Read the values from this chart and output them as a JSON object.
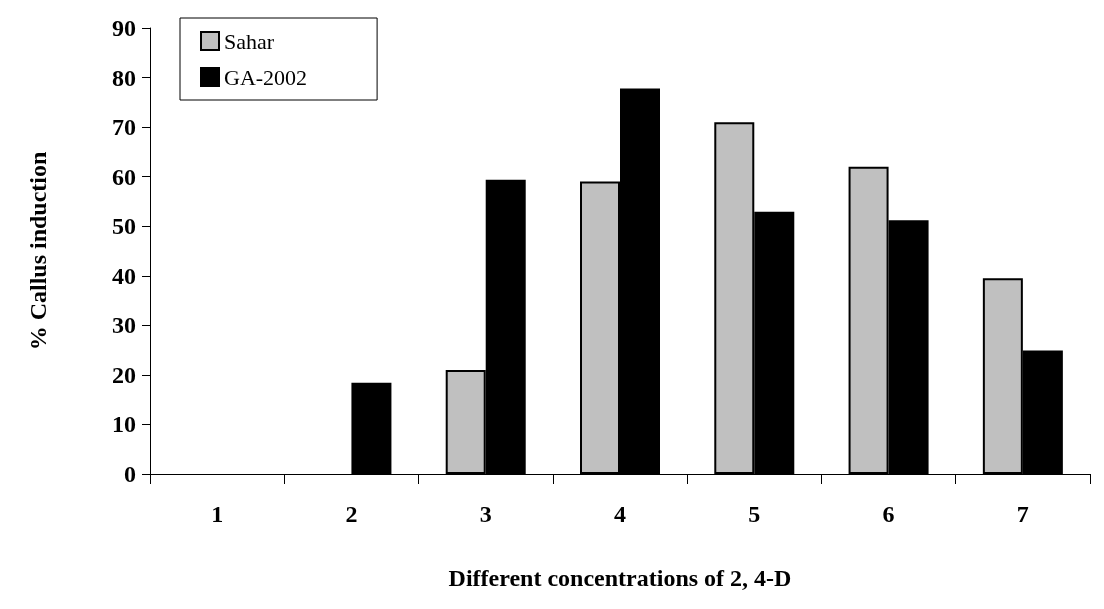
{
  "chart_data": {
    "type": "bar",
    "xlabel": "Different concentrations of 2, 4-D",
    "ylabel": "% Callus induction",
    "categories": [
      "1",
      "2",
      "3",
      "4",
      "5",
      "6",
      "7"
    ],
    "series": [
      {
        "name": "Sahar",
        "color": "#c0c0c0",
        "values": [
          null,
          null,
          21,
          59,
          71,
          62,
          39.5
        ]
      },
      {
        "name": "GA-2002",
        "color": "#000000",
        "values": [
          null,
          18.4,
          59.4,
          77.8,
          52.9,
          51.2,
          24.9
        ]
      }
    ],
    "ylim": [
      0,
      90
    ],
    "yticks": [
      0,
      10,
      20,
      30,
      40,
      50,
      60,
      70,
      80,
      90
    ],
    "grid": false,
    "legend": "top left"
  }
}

---

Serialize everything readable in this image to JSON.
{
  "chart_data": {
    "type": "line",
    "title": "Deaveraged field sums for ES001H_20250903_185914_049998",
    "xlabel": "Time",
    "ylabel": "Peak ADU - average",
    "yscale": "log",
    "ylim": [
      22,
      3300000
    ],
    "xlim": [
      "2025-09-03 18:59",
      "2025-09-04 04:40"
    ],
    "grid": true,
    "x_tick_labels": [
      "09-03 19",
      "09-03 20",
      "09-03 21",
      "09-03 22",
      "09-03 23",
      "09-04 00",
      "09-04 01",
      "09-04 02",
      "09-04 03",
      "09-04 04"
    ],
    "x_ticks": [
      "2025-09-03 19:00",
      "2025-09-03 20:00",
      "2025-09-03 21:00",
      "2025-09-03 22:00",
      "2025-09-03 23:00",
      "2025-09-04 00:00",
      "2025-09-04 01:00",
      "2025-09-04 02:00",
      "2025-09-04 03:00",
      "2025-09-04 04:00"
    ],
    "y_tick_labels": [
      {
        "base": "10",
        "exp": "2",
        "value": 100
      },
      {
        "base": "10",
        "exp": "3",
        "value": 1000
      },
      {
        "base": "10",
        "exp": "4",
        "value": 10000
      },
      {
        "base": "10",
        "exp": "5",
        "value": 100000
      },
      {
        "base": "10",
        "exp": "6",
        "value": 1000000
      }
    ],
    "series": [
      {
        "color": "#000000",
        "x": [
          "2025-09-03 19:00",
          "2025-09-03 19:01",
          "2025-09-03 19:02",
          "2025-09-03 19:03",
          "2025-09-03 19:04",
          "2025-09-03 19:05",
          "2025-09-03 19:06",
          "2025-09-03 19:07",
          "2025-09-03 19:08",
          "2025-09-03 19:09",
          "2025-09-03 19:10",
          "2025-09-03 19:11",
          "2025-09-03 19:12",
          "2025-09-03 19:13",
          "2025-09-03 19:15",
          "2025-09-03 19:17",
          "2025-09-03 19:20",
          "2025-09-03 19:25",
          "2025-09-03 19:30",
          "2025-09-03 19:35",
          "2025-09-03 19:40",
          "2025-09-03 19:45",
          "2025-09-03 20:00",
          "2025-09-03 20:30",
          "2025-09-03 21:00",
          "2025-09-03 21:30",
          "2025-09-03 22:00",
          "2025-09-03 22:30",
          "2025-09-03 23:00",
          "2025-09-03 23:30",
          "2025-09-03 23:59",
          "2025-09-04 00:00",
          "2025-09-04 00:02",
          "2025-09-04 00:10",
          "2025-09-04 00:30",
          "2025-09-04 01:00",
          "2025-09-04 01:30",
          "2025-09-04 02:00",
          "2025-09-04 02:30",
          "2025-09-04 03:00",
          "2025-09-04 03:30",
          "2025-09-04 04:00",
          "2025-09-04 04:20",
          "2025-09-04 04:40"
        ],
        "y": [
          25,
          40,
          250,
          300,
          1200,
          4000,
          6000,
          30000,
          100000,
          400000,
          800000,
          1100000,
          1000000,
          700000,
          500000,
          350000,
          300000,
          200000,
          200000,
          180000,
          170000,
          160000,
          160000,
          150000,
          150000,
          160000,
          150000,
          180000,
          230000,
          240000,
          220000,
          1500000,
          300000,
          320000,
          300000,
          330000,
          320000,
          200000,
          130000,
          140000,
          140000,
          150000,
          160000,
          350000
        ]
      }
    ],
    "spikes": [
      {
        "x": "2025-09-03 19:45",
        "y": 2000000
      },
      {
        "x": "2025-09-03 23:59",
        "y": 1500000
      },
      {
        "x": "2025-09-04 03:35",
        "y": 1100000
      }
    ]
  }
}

* * *

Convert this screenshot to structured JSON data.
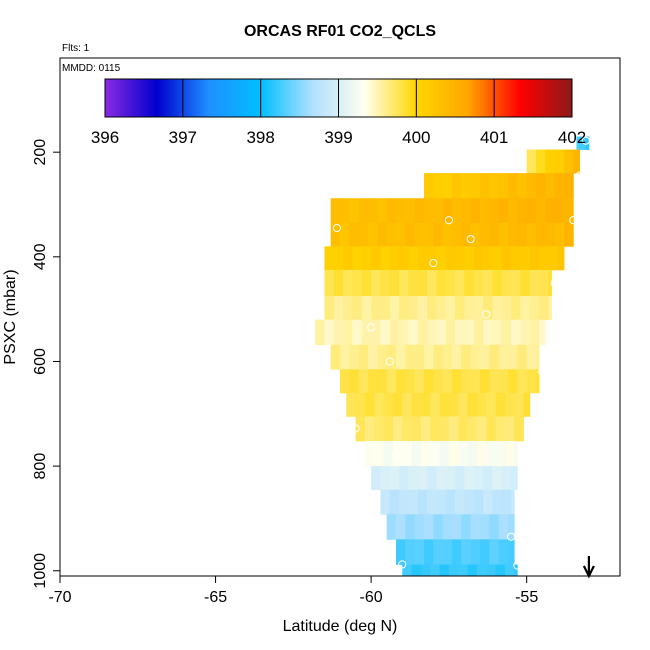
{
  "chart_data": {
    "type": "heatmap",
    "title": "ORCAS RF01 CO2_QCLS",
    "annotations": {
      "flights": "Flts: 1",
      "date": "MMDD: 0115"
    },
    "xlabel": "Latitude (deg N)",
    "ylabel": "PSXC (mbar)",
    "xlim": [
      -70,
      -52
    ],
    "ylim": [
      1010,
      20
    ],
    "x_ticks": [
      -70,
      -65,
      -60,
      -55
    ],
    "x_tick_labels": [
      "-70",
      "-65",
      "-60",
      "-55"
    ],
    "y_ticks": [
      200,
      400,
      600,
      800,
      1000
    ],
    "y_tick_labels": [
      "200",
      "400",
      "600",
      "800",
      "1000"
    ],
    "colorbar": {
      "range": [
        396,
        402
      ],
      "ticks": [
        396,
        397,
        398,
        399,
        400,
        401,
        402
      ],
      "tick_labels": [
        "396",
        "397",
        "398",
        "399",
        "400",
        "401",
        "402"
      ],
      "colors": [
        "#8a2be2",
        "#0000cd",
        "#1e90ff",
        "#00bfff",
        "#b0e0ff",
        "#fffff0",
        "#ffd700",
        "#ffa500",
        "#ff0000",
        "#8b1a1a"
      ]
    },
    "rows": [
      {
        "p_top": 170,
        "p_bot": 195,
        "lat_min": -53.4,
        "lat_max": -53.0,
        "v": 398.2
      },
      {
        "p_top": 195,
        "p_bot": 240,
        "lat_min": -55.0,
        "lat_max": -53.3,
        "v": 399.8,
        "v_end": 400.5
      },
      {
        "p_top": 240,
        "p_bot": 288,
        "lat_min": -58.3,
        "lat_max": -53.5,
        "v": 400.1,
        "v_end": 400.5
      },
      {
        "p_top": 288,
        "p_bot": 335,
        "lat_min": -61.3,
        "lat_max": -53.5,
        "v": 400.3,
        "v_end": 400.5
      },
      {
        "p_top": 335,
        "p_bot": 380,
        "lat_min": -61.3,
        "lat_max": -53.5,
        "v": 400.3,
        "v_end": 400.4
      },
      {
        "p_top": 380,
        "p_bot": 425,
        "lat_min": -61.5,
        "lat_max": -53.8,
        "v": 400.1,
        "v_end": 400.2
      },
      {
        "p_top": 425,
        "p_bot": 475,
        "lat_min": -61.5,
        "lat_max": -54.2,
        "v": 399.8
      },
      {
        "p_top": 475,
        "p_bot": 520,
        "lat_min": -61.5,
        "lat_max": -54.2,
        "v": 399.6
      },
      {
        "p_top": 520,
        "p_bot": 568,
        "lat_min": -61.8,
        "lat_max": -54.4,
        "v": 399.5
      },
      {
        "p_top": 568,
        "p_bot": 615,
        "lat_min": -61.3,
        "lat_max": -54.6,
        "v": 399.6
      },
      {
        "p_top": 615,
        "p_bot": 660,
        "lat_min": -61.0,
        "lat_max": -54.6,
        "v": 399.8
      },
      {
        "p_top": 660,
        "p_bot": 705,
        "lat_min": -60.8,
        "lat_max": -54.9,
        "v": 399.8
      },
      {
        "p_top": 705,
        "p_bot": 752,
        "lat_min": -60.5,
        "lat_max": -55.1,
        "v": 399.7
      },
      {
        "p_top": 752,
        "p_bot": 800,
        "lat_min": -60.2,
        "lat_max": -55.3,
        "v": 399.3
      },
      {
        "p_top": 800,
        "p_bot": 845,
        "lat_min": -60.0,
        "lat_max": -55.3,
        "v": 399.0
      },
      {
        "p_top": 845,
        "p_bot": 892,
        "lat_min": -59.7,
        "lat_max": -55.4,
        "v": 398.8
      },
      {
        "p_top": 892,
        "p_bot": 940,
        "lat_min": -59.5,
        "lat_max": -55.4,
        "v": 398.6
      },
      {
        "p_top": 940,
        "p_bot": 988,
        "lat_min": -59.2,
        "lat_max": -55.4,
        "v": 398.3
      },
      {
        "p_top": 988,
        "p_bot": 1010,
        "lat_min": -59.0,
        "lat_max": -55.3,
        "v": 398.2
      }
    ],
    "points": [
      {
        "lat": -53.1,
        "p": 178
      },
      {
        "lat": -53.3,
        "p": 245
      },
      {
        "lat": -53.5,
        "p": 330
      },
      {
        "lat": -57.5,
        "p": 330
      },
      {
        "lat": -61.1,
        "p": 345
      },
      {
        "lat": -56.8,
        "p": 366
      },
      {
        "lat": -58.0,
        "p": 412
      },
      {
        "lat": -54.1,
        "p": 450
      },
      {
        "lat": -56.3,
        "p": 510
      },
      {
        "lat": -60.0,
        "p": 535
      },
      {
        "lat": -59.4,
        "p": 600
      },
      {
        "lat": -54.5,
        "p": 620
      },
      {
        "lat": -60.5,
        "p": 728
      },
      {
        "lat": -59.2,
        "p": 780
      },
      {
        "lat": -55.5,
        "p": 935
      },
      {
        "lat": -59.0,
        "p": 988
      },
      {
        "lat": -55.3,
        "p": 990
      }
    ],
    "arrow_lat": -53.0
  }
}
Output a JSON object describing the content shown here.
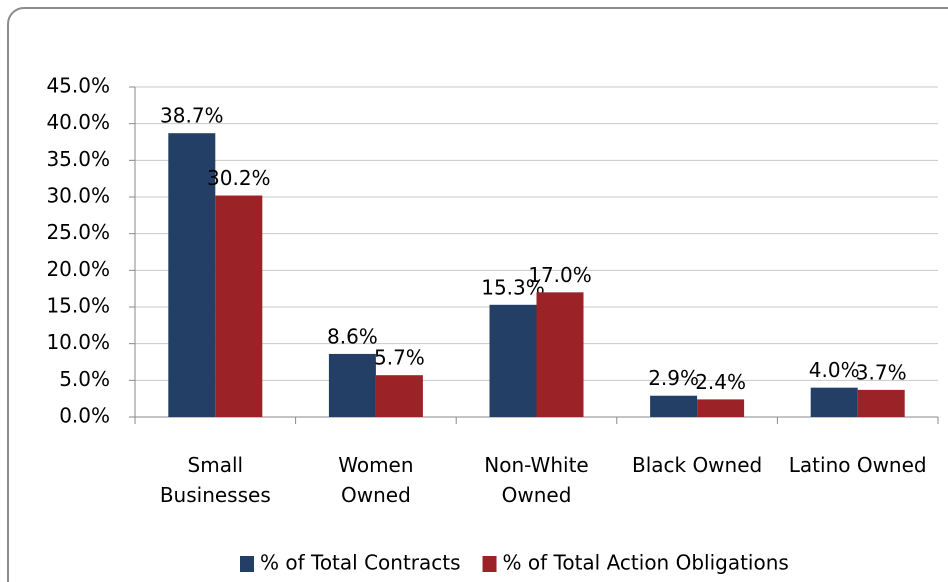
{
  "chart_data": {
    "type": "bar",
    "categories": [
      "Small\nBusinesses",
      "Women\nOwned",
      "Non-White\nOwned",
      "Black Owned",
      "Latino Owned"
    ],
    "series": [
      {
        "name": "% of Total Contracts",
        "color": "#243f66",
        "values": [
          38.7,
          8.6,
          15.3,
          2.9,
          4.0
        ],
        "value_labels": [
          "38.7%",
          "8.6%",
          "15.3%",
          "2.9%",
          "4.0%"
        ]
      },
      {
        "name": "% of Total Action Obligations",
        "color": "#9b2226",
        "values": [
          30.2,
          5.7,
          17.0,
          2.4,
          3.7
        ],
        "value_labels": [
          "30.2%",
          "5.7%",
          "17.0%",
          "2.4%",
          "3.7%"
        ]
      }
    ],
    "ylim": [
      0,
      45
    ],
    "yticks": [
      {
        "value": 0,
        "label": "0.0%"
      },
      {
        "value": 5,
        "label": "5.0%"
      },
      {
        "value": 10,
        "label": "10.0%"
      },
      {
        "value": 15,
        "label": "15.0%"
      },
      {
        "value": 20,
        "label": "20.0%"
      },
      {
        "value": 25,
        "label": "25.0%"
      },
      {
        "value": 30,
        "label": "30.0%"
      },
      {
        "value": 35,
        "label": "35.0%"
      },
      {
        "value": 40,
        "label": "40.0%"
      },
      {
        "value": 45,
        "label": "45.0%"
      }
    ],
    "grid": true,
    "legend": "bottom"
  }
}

● **Prompt**:
Which lines include the word "xlabel"? List them all.

● **Finished answer**:
    "xlabel": "Different concentrations of 2, 4-D",
    "xlabel": "Time",
    "xlabel": "Latitude (deg N)",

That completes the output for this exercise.